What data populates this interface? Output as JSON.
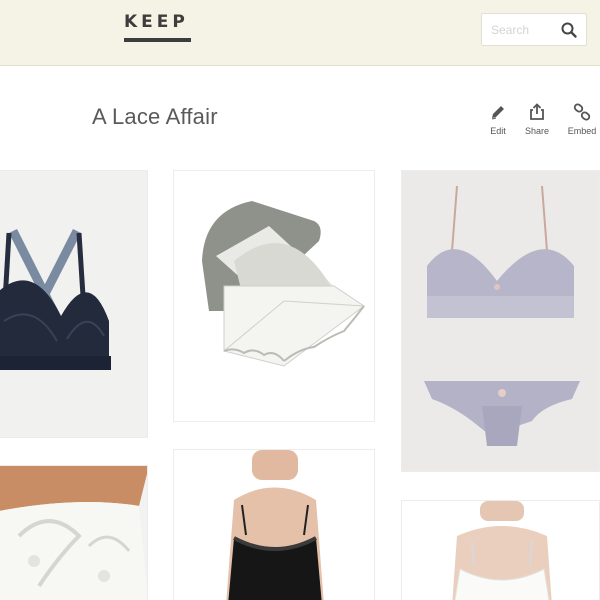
{
  "app": {
    "logo_text": "KEEP"
  },
  "search": {
    "placeholder": "Search",
    "icon": "search-icon"
  },
  "collection": {
    "title": "A Lace Affair"
  },
  "actions": [
    {
      "label": "Edit",
      "icon": "pencil-icon"
    },
    {
      "label": "Share",
      "icon": "share-icon"
    },
    {
      "label": "Embed",
      "icon": "link-icon"
    }
  ],
  "products": [
    {
      "image": "navy strappy lace bralette"
    },
    {
      "image": "white lace envelope stationery"
    },
    {
      "image": "lavender lace bralette and panty set"
    },
    {
      "image": "white lace shorts with bow"
    },
    {
      "image": "black lace camisole"
    },
    {
      "image": "white lace camisole"
    }
  ],
  "colors": {
    "header_bg": "#f5f3e6",
    "logo": "#3d3d3d",
    "title": "#5a5a5a",
    "card_border": "#ececec"
  }
}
* * *
- _GIVEN TASK_: Extract every line of the data exactly; pictures stay out.

- _FULL SOLUTION_:
What data populates this interface? Output as JSON.
{
  "app": {
    "logo_text": "KEEP"
  },
  "search": {
    "placeholder": "Search",
    "icon": "search-icon"
  },
  "collection": {
    "title": "A Lace Affair"
  },
  "actions": [
    {
      "label": "Edit",
      "icon": "pencil-icon"
    },
    {
      "label": "Share",
      "icon": "share-icon"
    },
    {
      "label": "Embed",
      "icon": "link-icon"
    }
  ],
  "products": [
    {
      "image": "navy strappy lace bralette"
    },
    {
      "image": "white lace envelope stationery"
    },
    {
      "image": "lavender lace bralette and panty set"
    },
    {
      "image": "white lace shorts with bow"
    },
    {
      "image": "black lace camisole"
    },
    {
      "image": "white lace camisole"
    }
  ],
  "colors": {
    "header_bg": "#f5f3e6",
    "logo": "#3d3d3d",
    "title": "#5a5a5a",
    "card_border": "#ececec"
  }
}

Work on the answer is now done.